**What the task requires**
Set down, in full, every record in the block.

━━━━━━━━━━━━━━━━━━━━━━━━━━━━━━

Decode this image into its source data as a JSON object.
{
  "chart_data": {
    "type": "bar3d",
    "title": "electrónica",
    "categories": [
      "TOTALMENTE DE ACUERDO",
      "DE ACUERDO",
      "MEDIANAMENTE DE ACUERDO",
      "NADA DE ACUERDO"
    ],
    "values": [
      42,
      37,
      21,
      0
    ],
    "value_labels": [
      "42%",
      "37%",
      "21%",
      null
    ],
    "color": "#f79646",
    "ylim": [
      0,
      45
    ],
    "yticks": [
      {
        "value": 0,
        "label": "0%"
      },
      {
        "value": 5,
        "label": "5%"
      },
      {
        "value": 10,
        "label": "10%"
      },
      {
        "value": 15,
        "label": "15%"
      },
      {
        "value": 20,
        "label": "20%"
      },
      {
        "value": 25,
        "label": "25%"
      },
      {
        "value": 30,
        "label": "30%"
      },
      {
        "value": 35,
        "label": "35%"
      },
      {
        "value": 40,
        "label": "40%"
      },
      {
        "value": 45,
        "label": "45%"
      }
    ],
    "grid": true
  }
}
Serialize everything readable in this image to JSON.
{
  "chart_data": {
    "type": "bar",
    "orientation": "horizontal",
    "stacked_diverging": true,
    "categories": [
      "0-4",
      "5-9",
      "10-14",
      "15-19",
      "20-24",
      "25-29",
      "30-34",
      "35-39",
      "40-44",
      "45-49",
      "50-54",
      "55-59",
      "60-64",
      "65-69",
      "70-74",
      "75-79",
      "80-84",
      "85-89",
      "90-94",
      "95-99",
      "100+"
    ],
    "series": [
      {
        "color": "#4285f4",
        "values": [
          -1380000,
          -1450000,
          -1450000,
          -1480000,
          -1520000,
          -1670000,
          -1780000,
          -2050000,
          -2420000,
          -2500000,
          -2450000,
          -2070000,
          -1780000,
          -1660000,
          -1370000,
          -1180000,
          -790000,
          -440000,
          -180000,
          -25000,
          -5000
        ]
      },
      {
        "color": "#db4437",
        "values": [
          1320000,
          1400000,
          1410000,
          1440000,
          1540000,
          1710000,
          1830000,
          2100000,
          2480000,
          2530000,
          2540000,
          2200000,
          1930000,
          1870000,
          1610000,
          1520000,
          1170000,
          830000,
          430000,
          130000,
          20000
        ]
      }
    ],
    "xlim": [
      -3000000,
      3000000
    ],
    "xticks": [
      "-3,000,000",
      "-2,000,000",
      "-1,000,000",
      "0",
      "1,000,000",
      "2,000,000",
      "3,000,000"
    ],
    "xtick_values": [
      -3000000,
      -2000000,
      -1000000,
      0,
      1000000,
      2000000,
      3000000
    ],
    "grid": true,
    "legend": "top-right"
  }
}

━━━━━━━━━━━━━━━━━━━━━━━━━━━━━━

**Result of this exercise**
Decode this image into its source data as a JSON object.
{
  "chart_data": {
    "type": "bar3d",
    "title": "electrónica",
    "categories": [
      "TOTALMENTE DE ACUERDO",
      "DE ACUERDO",
      "MEDIANAMENTE DE ACUERDO",
      "NADA DE ACUERDO"
    ],
    "values": [
      42,
      37,
      21,
      0
    ],
    "value_labels": [
      "42%",
      "37%",
      "21%",
      null
    ],
    "color": "#f79646",
    "ylim": [
      0,
      45
    ],
    "yticks": [
      {
        "value": 0,
        "label": "0%"
      },
      {
        "value": 5,
        "label": "5%"
      },
      {
        "value": 10,
        "label": "10%"
      },
      {
        "value": 15,
        "label": "15%"
      },
      {
        "value": 20,
        "label": "20%"
      },
      {
        "value": 25,
        "label": "25%"
      },
      {
        "value": 30,
        "label": "30%"
      },
      {
        "value": 35,
        "label": "35%"
      },
      {
        "value": 40,
        "label": "40%"
      },
      {
        "value": 45,
        "label": "45%"
      }
    ],
    "grid": true
  }
}
Serialize everything readable in this image to JSON.
{
  "chart_data": {
    "type": "bar",
    "orientation": "horizontal",
    "stacked_diverging": true,
    "categories": [
      "0-4",
      "5-9",
      "10-14",
      "15-19",
      "20-24",
      "25-29",
      "30-34",
      "35-39",
      "40-44",
      "45-49",
      "50-54",
      "55-59",
      "60-64",
      "65-69",
      "70-74",
      "75-79",
      "80-84",
      "85-89",
      "90-94",
      "95-99",
      "100+"
    ],
    "series": [
      {
        "color": "#4285f4",
        "values": [
          -1380000,
          -1450000,
          -1450000,
          -1480000,
          -1520000,
          -1670000,
          -1780000,
          -2050000,
          -2420000,
          -2500000,
          -2450000,
          -2070000,
          -1780000,
          -1660000,
          -1370000,
          -1180000,
          -790000,
          -440000,
          -180000,
          -25000,
          -5000
        ]
      },
      {
        "color": "#db4437",
        "values": [
          1320000,
          1400000,
          1410000,
          1440000,
          1540000,
          1710000,
          1830000,
          2100000,
          2480000,
          2530000,
          2540000,
          2200000,
          1930000,
          1870000,
          1610000,
          1520000,
          1170000,
          830000,
          430000,
          130000,
          20000
        ]
      }
    ],
    "xlim": [
      -3000000,
      3000000
    ],
    "xticks": [
      "-3,000,000",
      "-2,000,000",
      "-1,000,000",
      "0",
      "1,000,000",
      "2,000,000",
      "3,000,000"
    ],
    "xtick_values": [
      -3000000,
      -2000000,
      -1000000,
      0,
      1000000,
      2000000,
      3000000
    ],
    "grid": true,
    "legend": "top-right"
  }
}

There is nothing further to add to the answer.